**To do:** Each line below is to be written out in full, exactly as shown.
_ _ _
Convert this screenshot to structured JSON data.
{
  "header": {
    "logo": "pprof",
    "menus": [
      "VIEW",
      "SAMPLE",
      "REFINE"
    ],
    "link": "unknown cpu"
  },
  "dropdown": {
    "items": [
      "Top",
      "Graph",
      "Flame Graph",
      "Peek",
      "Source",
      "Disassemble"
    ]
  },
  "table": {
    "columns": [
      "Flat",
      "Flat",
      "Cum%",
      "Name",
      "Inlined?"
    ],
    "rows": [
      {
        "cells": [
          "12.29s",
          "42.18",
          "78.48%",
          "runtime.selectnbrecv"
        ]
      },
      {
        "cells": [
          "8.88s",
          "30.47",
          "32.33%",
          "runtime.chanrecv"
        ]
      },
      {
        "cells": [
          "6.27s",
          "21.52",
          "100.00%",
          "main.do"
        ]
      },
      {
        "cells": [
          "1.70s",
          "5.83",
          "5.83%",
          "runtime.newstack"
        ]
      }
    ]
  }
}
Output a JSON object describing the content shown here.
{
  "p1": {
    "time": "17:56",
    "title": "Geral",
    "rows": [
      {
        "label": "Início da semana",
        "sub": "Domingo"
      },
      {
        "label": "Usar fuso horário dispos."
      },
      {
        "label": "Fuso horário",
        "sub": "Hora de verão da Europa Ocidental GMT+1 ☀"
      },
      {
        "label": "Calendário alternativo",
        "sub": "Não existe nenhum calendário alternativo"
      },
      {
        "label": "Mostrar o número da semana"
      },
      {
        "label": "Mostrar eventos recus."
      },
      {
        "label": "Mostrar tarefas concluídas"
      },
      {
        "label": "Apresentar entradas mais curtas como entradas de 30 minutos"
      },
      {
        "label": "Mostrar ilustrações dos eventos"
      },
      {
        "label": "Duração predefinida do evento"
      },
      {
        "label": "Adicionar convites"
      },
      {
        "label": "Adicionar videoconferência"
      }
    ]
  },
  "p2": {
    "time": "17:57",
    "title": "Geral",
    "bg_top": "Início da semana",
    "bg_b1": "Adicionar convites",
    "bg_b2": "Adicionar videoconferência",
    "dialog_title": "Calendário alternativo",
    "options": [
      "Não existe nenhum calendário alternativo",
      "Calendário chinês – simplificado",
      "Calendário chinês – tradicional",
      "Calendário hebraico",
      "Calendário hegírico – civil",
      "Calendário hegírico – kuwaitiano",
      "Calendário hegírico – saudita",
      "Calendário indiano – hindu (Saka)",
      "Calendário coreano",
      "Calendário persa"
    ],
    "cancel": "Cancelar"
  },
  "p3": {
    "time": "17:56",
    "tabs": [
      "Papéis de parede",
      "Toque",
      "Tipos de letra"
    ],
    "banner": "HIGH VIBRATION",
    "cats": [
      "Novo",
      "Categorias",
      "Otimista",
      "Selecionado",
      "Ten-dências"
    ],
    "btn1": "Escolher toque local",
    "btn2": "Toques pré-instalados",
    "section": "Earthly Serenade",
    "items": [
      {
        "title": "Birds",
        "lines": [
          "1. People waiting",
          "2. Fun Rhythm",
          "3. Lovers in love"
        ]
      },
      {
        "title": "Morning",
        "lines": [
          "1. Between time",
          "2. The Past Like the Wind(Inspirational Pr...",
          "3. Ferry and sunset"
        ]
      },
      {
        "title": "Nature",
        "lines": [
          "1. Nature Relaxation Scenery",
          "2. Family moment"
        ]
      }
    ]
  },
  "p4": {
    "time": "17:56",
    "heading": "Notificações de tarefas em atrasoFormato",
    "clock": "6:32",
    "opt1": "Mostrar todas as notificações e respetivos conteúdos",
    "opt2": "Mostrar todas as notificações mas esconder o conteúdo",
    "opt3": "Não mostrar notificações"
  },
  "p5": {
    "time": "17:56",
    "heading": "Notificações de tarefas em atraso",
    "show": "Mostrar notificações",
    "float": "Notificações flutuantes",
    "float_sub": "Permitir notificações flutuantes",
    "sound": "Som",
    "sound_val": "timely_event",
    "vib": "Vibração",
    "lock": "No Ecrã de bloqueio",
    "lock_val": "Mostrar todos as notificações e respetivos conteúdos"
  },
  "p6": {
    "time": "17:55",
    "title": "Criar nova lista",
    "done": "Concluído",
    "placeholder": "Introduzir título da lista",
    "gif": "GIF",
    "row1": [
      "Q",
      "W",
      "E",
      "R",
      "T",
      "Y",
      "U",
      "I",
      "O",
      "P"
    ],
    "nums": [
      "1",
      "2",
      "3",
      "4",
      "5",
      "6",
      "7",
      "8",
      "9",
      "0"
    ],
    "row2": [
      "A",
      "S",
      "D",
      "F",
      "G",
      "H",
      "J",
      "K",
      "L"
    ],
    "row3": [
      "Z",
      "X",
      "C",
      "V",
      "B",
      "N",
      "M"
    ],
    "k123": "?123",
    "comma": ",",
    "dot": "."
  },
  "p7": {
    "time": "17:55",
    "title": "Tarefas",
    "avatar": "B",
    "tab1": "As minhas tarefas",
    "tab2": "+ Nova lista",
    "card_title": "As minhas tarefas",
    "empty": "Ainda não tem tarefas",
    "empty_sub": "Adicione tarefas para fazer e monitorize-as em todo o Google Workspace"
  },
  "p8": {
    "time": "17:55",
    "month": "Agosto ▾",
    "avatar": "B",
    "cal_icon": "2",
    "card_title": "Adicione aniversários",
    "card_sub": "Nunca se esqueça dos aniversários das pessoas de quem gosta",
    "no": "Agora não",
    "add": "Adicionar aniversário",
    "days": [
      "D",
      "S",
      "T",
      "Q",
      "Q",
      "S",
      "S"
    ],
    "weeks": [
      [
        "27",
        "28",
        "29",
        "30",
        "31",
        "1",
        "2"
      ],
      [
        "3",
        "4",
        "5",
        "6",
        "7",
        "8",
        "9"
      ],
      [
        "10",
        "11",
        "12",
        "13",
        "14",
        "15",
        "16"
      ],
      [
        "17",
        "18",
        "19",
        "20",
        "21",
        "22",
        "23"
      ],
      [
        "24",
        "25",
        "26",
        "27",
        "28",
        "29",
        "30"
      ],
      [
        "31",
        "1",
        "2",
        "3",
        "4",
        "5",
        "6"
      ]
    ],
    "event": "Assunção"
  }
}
_ _ _
**Full response:**
Convert this screenshot to structured JSON data.
{
  "header": {
    "logo": "pprof",
    "menus": [
      "VIEW",
      "SAMPLE",
      "REFINE"
    ],
    "link": "unknown cpu"
  },
  "dropdown": {
    "items": [
      "Top",
      "Graph",
      "Flame Graph",
      "Peek",
      "Source",
      "Disassemble"
    ]
  },
  "table": {
    "columns": [
      "Flat",
      "Flat",
      "Cum%",
      "Name",
      "Inlined?"
    ],
    "rows": [
      {
        "cells": [
          "12.29s",
          "42.18",
          "78.48%",
          "runtime.selectnbrecv"
        ]
      },
      {
        "cells": [
          "8.88s",
          "30.47",
          "32.33%",
          "runtime.chanrecv"
        ]
      },
      {
        "cells": [
          "6.27s",
          "21.52",
          "100.00%",
          "main.do"
        ]
      },
      {
        "cells": [
          "1.70s",
          "5.83",
          "5.83%",
          "runtime.newstack"
        ]
      }
    ]
  }
}
Output a JSON object describing the content shown here.
{
  "p1": {
    "time": "17:56",
    "title": "Geral",
    "rows": [
      {
        "label": "Início da semana",
        "sub": "Domingo"
      },
      {
        "label": "Usar fuso horário dispos."
      },
      {
        "label": "Fuso horário",
        "sub": "Hora de verão da Europa Ocidental GMT+1 ☀"
      },
      {
        "label": "Calendário alternativo",
        "sub": "Não existe nenhum calendário alternativo"
      },
      {
        "label": "Mostrar o número da semana"
      },
      {
        "label": "Mostrar eventos recus."
      },
      {
        "label": "Mostrar tarefas concluídas"
      },
      {
        "label": "Apresentar entradas mais curtas como entradas de 30 minutos"
      },
      {
        "label": "Mostrar ilustrações dos eventos"
      },
      {
        "label": "Duração predefinida do evento"
      },
      {
        "label": "Adicionar convites"
      },
      {
        "label": "Adicionar videoconferência"
      }
    ]
  },
  "p2": {
    "time": "17:57",
    "title": "Geral",
    "bg_top": "Início da semana",
    "bg_b1": "Adicionar convites",
    "bg_b2": "Adicionar videoconferência",
    "dialog_title": "Calendário alternativo",
    "options": [
      "Não existe nenhum calendário alternativo",
      "Calendário chinês – simplificado",
      "Calendário chinês – tradicional",
      "Calendário hebraico",
      "Calendário hegírico – civil",
      "Calendário hegírico – kuwaitiano",
      "Calendário hegírico – saudita",
      "Calendário indiano – hindu (Saka)",
      "Calendário coreano",
      "Calendário persa"
    ],
    "cancel": "Cancelar"
  },
  "p3": {
    "time": "17:56",
    "tabs": [
      "Papéis de parede",
      "Toque",
      "Tipos de letra"
    ],
    "banner": "HIGH VIBRATION",
    "cats": [
      "Novo",
      "Categorias",
      "Otimista",
      "Selecionado",
      "Ten-dências"
    ],
    "btn1": "Escolher toque local",
    "btn2": "Toques pré-instalados",
    "section": "Earthly Serenade",
    "items": [
      {
        "title": "Birds",
        "lines": [
          "1. People waiting",
          "2. Fun Rhythm",
          "3. Lovers in love"
        ]
      },
      {
        "title": "Morning",
        "lines": [
          "1. Between time",
          "2. The Past Like the Wind(Inspirational Pr...",
          "3. Ferry and sunset"
        ]
      },
      {
        "title": "Nature",
        "lines": [
          "1. Nature Relaxation Scenery",
          "2. Family moment"
        ]
      }
    ]
  },
  "p4": {
    "time": "17:56",
    "heading": "Notificações de tarefas em atrasoFormato",
    "clock": "6:32",
    "opt1": "Mostrar todas as notificações e respetivos conteúdos",
    "opt2": "Mostrar todas as notificações mas esconder o conteúdo",
    "opt3": "Não mostrar notificações"
  },
  "p5": {
    "time": "17:56",
    "heading": "Notificações de tarefas em atraso",
    "show": "Mostrar notificações",
    "float": "Notificações flutuantes",
    "float_sub": "Permitir notificações flutuantes",
    "sound": "Som",
    "sound_val": "timely_event",
    "vib": "Vibração",
    "lock": "No Ecrã de bloqueio",
    "lock_val": "Mostrar todos as notificações e respetivos conteúdos"
  },
  "p6": {
    "time": "17:55",
    "title": "Criar nova lista",
    "done": "Concluído",
    "placeholder": "Introduzir título da lista",
    "gif": "GIF",
    "row1": [
      "Q",
      "W",
      "E",
      "R",
      "T",
      "Y",
      "U",
      "I",
      "O",
      "P"
    ],
    "nums": [
      "1",
      "2",
      "3",
      "4",
      "5",
      "6",
      "7",
      "8",
      "9",
      "0"
    ],
    "row2": [
      "A",
      "S",
      "D",
      "F",
      "G",
      "H",
      "J",
      "K",
      "L"
    ],
    "row3": [
      "Z",
      "X",
      "C",
      "V",
      "B",
      "N",
      "M"
    ],
    "k123": "?123",
    "comma": ",",
    "dot": "."
  },
  "p7": {
    "time": "17:55",
    "title": "Tarefas",
    "avatar": "B",
    "tab1": "As minhas tarefas",
    "tab2": "+ Nova lista",
    "card_title": "As minhas tarefas",
    "empty": "Ainda não tem tarefas",
    "empty_sub": "Adicione tarefas para fazer e monitorize-as em todo o Google Workspace"
  },
  "p8": {
    "time": "17:55",
    "month": "Agosto ▾",
    "avatar": "B",
    "cal_icon": "2",
    "card_title": "Adicione aniversários",
    "card_sub": "Nunca se esqueça dos aniversários das pessoas de quem gosta",
    "no": "Agora não",
    "add": "Adicionar aniversário",
    "days": [
      "D",
      "S",
      "T",
      "Q",
      "Q",
      "S",
      "S"
    ],
    "weeks": [
      [
        "27",
        "28",
        "29",
        "30",
        "31",
        "1",
        "2"
      ],
      [
        "3",
        "4",
        "5",
        "6",
        "7",
        "8",
        "9"
      ],
      [
        "10",
        "11",
        "12",
        "13",
        "14",
        "15",
        "16"
      ],
      [
        "17",
        "18",
        "19",
        "20",
        "21",
        "22",
        "23"
      ],
      [
        "24",
        "25",
        "26",
        "27",
        "28",
        "29",
        "30"
      ],
      [
        "31",
        "1",
        "2",
        "3",
        "4",
        "5",
        "6"
      ]
    ],
    "event": "Assunção"
  }
}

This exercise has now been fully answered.